**To do:** Will you transcribe all the entries word for word, skipping the pictures they hold?

**Data records:**
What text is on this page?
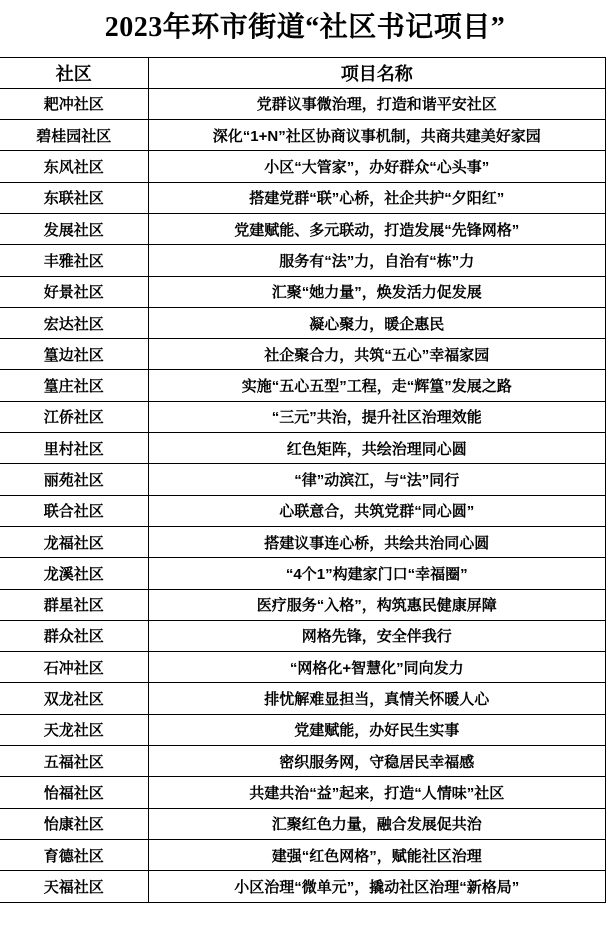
2023年环市街道“社区书记项目”
社区	项目名称
耙冲社区	党群议事微治理，打造和谐平安社区
碧桂园社区	深化“1+N”社区协商议事机制，共商共建美好家园
东风社区	小区“大管家”，办好群众“心头事”
东联社区	搭建党群“联”心桥，社企共护“夕阳红”
发展社区	党建赋能、多元联动，打造发展“先锋网格”
丰雅社区	服务有“法”力，自治有“栋”力
好景社区	汇聚“她力量”，焕发活力促发展
宏达社区	凝心聚力，暖企惠民
篁边社区	社企聚合力，共筑“五心”幸福家园
篁庄社区	实施“五心五型”工程，走“辉篁”发展之路
江侨社区	“三元”共治，提升社区治理效能
里村社区	红色矩阵，共绘治理同心圆
丽苑社区	“律”动滨江，与“法”同行
联合社区	心联意合，共筑党群“同心圆”
龙福社区	搭建议事连心桥，共绘共治同心圆
龙溪社区	“4个1”构建家门口“幸福圈”
群星社区	医疗服务“入格”，构筑惠民健康屏障
群众社区	网格先锋，安全伴我行
石冲社区	“网格化+智慧化”同向发力
双龙社区	排忧解难显担当，真情关怀暖人心
天龙社区	党建赋能，办好民生实事
五福社区	密织服务网，守稳居民幸福感
怡福社区	共建共治“益”起来，打造“人情味”社区
怡康社区	汇聚红色力量，融合发展促共治
育德社区	建强“红色网格”，赋能社区治理
天福社区	小区治理“微单元”，撬动社区治理“新格局”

**Answer to this problem:**
What text is on this page?
2023年环市街道“社区书记项目”
社区	项目名称
耙冲社区	党群议事微治理，打造和谐平安社区
碧桂园社区	深化“1+N”社区协商议事机制，共商共建美好家园
东风社区	小区“大管家”，办好群众“心头事”
东联社区	搭建党群“联”心桥，社企共护“夕阳红”
发展社区	党建赋能、多元联动，打造发展“先锋网格”
丰雅社区	服务有“法”力，自治有“栋”力
好景社区	汇聚“她力量”，焕发活力促发展
宏达社区	凝心聚力，暖企惠民
篁边社区	社企聚合力，共筑“五心”幸福家园
篁庄社区	实施“五心五型”工程，走“辉篁”发展之路
江侨社区	“三元”共治，提升社区治理效能
里村社区	红色矩阵，共绘治理同心圆
丽苑社区	“律”动滨江，与“法”同行
联合社区	心联意合，共筑党群“同心圆”
龙福社区	搭建议事连心桥，共绘共治同心圆
龙溪社区	“4个1”构建家门口“幸福圈”
群星社区	医疗服务“入格”，构筑惠民健康屏障
群众社区	网格先锋，安全伴我行
石冲社区	“网格化+智慧化”同向发力
双龙社区	排忧解难显担当，真情关怀暖人心
天龙社区	党建赋能，办好民生实事
五福社区	密织服务网，守稳居民幸福感
怡福社区	共建共治“益”起来，打造“人情味”社区
怡康社区	汇聚红色力量，融合发展促共治
育德社区	建强“红色网格”，赋能社区治理
天福社区	小区治理“微单元”，撬动社区治理“新格局”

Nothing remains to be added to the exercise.